YOUR ASSIGNMENT: In the passage on FGF2 and prostatic epithelial cells, change "non-tumorigenic" to "nontumorigenic" and give the section again, starting with "Constitutive expression of" and going on through "partial neoplastic phenotype.".

PASSAGE PROVIDED:
Constitutive expression of FGF2/bFGF in non-tumorigenic human prostatic epithelial cells results in the acquisition of a partial neoplastic phenotype.

Fibroblast growth factor 2 (FGF2), also known as basic fibroblast growth factor (bFGF), belongs to the FGF family, which consists of at least 9 closely related members. FGF2 is a potent mitogen for fibroblasts derived from normal prostate and, to a lesser extent, for prostatic epithelial cells. Its role in the physiology of the normal prostate seems to be limited to stromal cells, whereas in prostate cancer FGF2 may also have an autocrine/paracrine effect on epithelial cells. In order to better understand the effects of FGF2 on the prostatic epithelium, especially its role in the progression of prostate cancer by establishing an autocrine-stimulation loop, we transfected FGF2 cDNA into a human prostatic epithelial cell line, PNT1A, immortalized with SV40 large-T antigen. This cell line is non-tumorigenic and expresses a high-affinity FGF2 receptor, FGFR1/flg. We characterized 3 independent FGF2-transfected clones and found that the establishment of an FGF2 autocrine loop on these cells led to (i) serum-independent growth, (ii) increased proliferation and (iii) anchorage-independent growth. Such results argue in favor of the possible action of FGF2 on progression of prostate cancer via an FGF2 autocrine loop on epithelial cells.

SOURCE MATERIAL:
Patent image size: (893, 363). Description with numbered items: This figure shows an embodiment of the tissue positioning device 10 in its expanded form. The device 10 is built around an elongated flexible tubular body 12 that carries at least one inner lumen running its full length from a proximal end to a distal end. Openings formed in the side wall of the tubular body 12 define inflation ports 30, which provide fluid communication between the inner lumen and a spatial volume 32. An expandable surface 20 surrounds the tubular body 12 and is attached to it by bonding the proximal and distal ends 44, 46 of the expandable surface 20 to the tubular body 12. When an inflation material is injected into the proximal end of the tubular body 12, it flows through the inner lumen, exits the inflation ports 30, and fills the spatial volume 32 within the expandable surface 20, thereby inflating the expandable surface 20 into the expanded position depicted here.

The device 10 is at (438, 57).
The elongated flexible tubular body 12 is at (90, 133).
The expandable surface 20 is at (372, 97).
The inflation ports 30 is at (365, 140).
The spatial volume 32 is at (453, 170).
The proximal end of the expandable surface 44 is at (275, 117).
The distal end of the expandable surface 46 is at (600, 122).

EXERCISE ANSWER:
Constitutive expression of FGF2/bFGF in nontumorigenic human prostatic epithelial cells results in the acquisition of a partial neoplastic phenotype.